=== What is expected ===
Count how many lines contain "less" and reply with that number only.

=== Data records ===
..............................
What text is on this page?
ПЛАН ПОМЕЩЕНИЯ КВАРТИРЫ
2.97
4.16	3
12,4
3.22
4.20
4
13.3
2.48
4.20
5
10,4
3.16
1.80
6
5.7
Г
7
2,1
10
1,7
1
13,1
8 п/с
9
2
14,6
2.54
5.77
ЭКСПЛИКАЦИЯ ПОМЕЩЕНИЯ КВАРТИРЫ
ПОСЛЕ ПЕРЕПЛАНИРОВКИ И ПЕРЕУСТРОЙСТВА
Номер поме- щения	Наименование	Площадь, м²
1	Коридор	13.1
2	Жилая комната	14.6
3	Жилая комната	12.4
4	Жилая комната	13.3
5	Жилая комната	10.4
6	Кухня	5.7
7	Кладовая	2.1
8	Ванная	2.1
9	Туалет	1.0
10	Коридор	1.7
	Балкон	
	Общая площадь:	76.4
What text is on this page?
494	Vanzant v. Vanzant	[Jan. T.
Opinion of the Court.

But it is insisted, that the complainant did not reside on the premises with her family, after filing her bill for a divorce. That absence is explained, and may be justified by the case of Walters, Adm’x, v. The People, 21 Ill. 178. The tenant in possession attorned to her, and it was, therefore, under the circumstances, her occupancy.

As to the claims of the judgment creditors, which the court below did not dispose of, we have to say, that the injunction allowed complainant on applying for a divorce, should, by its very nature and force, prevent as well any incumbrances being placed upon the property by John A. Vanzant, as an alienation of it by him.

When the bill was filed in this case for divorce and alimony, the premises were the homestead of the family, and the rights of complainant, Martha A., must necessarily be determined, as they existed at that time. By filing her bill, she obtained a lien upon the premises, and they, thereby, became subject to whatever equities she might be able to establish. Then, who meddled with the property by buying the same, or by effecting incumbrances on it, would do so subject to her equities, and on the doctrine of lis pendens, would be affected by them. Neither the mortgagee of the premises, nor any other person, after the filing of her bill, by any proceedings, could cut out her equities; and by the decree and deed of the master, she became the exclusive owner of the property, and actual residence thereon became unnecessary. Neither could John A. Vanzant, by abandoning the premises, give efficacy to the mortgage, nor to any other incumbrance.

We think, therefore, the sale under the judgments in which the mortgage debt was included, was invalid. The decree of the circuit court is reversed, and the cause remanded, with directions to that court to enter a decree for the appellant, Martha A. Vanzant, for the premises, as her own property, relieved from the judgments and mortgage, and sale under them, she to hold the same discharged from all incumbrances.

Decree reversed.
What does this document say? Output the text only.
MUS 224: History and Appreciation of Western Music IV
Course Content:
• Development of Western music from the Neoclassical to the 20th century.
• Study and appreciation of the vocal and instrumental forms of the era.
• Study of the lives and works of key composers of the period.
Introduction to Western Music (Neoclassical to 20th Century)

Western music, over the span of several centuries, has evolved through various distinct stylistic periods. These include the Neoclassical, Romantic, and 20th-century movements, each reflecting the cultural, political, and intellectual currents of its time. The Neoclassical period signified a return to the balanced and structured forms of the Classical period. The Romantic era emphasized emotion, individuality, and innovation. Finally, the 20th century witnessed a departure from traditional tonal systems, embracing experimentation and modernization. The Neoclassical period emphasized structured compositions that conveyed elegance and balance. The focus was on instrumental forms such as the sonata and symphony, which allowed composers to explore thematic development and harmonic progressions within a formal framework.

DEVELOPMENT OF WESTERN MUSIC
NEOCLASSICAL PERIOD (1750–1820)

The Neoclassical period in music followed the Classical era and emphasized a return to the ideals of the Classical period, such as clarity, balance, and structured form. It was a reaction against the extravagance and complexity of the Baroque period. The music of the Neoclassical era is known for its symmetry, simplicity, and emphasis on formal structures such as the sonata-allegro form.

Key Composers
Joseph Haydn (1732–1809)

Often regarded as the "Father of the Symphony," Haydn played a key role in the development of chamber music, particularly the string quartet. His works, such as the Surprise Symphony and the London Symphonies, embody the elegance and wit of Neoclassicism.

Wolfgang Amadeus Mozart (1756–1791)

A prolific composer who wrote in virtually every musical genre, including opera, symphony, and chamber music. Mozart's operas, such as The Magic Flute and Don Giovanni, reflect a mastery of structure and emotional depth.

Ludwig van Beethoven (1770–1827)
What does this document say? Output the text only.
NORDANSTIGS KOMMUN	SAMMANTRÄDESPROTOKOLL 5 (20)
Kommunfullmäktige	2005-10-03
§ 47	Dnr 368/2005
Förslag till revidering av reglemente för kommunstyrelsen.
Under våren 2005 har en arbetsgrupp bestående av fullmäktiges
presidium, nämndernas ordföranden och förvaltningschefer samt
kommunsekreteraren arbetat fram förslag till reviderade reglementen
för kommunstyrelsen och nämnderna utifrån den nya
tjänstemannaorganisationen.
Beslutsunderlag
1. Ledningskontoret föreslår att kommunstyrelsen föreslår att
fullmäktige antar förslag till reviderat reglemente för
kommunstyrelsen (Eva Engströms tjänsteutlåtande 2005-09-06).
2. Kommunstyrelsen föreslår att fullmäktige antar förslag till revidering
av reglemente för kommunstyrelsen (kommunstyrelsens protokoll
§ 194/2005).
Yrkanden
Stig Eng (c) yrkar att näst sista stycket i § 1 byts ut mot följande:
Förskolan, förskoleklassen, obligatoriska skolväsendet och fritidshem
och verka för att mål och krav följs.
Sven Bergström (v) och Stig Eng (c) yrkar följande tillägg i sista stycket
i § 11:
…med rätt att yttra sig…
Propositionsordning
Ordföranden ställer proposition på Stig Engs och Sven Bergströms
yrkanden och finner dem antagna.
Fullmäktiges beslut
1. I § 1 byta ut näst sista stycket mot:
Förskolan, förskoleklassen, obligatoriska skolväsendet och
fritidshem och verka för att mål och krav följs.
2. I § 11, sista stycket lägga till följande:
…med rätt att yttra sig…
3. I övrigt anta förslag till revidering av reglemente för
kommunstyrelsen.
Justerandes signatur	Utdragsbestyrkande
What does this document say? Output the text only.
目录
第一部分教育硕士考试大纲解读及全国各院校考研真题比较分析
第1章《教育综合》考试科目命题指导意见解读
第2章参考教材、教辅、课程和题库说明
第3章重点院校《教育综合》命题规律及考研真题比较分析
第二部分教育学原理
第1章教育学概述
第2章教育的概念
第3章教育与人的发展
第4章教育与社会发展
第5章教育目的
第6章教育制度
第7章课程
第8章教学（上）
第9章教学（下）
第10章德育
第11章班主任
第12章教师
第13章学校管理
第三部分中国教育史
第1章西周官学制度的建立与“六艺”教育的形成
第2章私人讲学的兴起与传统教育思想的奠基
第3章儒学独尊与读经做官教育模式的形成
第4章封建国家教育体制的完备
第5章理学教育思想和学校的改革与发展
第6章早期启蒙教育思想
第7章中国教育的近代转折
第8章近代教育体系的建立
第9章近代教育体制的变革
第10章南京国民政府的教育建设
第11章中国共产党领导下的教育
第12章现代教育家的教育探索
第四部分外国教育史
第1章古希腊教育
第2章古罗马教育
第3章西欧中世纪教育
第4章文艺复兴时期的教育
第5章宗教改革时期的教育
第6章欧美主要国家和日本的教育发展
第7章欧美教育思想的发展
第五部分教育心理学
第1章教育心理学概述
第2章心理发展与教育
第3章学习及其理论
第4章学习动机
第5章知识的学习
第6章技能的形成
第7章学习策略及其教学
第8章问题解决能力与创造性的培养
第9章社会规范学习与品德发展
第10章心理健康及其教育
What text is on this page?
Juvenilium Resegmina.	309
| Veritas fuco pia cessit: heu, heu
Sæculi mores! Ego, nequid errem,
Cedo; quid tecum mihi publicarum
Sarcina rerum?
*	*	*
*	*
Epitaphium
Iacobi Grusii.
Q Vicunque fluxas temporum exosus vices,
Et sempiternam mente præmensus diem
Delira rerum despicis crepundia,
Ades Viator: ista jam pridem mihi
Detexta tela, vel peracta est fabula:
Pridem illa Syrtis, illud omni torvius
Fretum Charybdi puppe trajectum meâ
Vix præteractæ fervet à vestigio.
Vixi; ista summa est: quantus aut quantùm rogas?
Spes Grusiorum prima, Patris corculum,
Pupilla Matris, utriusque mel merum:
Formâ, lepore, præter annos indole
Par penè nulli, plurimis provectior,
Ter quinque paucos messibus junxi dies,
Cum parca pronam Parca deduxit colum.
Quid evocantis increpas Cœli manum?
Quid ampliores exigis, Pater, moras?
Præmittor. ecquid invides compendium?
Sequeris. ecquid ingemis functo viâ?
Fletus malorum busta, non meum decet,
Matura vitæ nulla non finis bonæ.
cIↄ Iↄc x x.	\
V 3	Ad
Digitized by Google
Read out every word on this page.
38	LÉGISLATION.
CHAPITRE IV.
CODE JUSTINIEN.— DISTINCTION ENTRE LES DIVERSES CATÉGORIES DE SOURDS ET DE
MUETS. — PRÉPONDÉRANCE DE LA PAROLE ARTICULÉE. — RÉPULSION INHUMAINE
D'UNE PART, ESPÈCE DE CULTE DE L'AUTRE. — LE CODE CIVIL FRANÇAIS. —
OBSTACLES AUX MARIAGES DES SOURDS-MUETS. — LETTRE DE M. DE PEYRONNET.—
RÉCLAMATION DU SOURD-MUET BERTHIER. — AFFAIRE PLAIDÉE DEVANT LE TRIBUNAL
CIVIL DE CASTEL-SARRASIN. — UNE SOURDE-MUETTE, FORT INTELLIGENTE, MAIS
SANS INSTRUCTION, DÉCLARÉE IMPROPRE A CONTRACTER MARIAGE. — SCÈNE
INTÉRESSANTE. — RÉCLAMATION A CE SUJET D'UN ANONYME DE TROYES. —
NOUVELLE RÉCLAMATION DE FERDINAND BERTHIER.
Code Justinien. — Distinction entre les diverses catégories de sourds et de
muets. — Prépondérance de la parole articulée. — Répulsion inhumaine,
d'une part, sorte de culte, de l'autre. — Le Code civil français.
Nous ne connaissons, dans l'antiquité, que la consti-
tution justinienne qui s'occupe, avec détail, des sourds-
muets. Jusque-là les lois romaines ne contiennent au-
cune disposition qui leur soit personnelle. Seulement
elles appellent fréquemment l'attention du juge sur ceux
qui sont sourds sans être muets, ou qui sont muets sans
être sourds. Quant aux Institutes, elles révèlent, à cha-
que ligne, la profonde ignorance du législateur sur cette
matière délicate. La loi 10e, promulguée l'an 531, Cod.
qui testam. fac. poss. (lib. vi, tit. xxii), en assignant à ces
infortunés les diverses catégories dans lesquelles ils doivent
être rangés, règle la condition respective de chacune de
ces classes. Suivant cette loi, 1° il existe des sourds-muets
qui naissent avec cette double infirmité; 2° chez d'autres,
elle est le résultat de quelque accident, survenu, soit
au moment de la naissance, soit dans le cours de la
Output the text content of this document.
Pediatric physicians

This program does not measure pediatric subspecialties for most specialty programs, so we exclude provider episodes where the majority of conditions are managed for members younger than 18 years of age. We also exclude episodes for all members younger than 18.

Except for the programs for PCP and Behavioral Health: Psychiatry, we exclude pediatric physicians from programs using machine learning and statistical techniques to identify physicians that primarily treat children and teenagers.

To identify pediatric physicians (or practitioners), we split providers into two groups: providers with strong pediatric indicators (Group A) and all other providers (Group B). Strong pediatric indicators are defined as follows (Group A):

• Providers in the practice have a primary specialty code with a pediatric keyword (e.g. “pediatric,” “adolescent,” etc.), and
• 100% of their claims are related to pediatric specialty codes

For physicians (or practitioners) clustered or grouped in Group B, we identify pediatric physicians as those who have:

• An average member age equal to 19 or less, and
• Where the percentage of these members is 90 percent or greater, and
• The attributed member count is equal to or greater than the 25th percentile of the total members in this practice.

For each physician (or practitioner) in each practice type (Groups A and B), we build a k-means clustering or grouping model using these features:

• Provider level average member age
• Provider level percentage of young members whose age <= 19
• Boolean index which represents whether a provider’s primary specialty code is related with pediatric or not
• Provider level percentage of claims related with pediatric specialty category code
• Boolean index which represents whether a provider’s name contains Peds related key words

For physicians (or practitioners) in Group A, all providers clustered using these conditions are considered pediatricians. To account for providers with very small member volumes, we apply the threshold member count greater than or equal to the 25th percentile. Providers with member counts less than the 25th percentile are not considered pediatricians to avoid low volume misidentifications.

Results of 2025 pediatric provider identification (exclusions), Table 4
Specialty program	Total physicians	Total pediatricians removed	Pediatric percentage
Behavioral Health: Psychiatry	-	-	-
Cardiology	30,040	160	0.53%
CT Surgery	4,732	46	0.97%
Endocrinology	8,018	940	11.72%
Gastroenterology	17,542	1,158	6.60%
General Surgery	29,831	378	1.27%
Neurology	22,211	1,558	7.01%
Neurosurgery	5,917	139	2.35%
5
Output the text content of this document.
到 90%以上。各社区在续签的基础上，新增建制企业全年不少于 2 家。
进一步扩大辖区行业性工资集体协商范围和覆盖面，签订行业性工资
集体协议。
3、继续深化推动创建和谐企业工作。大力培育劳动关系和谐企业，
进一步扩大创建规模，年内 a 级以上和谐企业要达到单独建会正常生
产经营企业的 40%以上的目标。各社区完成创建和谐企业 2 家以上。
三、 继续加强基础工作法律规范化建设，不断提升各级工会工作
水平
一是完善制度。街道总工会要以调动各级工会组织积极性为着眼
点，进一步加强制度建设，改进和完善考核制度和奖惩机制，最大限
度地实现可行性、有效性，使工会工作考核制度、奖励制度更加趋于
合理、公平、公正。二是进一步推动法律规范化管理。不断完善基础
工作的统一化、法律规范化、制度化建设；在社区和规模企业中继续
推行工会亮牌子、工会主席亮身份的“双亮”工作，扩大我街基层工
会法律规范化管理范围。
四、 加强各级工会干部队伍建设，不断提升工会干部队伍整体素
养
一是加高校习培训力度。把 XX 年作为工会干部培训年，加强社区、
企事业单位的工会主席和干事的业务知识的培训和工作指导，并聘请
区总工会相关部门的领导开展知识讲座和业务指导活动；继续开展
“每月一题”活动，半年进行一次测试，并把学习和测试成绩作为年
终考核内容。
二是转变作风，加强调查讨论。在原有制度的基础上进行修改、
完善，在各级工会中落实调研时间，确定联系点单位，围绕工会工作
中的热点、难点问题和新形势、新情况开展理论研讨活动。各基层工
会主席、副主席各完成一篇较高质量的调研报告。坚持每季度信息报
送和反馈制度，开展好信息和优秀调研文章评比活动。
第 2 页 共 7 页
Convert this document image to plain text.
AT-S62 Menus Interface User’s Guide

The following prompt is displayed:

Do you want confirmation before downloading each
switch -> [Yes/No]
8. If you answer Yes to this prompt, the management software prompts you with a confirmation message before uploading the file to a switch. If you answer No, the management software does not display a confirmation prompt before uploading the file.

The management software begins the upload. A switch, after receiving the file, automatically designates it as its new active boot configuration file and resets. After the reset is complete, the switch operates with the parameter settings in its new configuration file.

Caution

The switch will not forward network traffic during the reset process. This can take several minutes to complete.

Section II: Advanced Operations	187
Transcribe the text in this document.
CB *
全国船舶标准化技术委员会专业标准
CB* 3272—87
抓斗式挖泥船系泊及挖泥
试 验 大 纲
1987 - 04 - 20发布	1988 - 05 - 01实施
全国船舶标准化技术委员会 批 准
..............................
=== Response to this task ===
2